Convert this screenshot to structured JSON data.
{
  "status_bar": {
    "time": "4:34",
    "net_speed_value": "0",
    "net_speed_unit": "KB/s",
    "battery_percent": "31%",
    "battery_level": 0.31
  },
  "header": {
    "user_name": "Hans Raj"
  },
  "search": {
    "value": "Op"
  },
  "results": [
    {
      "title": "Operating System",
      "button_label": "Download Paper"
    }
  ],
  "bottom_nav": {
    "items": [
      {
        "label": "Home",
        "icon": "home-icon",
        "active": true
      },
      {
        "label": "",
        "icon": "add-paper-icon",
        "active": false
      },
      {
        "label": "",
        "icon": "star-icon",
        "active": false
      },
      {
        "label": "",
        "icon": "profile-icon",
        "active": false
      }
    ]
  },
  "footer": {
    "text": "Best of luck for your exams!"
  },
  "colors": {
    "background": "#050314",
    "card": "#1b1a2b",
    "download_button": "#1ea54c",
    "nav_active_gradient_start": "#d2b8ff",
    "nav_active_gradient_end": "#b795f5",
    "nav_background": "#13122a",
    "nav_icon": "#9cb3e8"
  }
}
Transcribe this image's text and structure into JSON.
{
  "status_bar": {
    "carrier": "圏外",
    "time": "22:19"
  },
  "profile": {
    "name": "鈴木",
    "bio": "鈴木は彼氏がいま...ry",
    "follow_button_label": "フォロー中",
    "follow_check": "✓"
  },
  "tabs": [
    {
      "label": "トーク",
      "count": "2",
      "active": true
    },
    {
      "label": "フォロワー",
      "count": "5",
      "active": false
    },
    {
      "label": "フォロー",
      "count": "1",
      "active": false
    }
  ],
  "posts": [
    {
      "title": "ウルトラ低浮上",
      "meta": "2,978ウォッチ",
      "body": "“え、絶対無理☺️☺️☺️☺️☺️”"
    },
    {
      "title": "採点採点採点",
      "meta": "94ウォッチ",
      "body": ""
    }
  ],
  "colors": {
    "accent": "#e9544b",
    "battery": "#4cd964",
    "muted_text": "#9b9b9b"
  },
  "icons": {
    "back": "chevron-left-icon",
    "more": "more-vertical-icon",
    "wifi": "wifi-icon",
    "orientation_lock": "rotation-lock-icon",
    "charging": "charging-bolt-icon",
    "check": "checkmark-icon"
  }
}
++++
Please copy out each record, character for character.

Convert this screenshot to structured JSON data.
{
  "status_bar": {
    "time": "4:34",
    "net_speed_value": "0",
    "net_speed_unit": "KB/s",
    "battery_percent": "31%",
    "battery_level": 0.31
  },
  "header": {
    "user_name": "Hans Raj"
  },
  "search": {
    "value": "Op"
  },
  "results": [
    {
      "title": "Operating System",
      "button_label": "Download Paper"
    }
  ],
  "bottom_nav": {
    "items": [
      {
        "label": "Home",
        "icon": "home-icon",
        "active": true
      },
      {
        "label": "",
        "icon": "add-paper-icon",
        "active": false
      },
      {
        "label": "",
        "icon": "star-icon",
        "active": false
      },
      {
        "label": "",
        "icon": "profile-icon",
        "active": false
      }
    ]
  },
  "footer": {
    "text": "Best of luck for your exams!"
  },
  "colors": {
    "background": "#050314",
    "card": "#1b1a2b",
    "download_button": "#1ea54c",
    "nav_active_gradient_start": "#d2b8ff",
    "nav_active_gradient_end": "#b795f5",
    "nav_background": "#13122a",
    "nav_icon": "#9cb3e8"
  }
}
Transcribe this image's text and structure into JSON.
{
  "status_bar": {
    "carrier": "圏外",
    "time": "22:19"
  },
  "profile": {
    "name": "鈴木",
    "bio": "鈴木は彼氏がいま...ry",
    "follow_button_label": "フォロー中",
    "follow_check": "✓"
  },
  "tabs": [
    {
      "label": "トーク",
      "count": "2",
      "active": true
    },
    {
      "label": "フォロワー",
      "count": "5",
      "active": false
    },
    {
      "label": "フォロー",
      "count": "1",
      "active": false
    }
  ],
  "posts": [
    {
      "title": "ウルトラ低浮上",
      "meta": "2,978ウォッチ",
      "body": "“え、絶対無理☺️☺️☺️☺️☺️”"
    },
    {
      "title": "採点採点採点",
      "meta": "94ウォッチ",
      "body": ""
    }
  ],
  "colors": {
    "accent": "#e9544b",
    "battery": "#4cd964",
    "muted_text": "#9b9b9b"
  },
  "icons": {
    "back": "chevron-left-icon",
    "more": "more-vertical-icon",
    "wifi": "wifi-icon",
    "orientation_lock": "rotation-lock-icon",
    "charging": "charging-bolt-icon",
    "check": "checkmark-icon"
  }
}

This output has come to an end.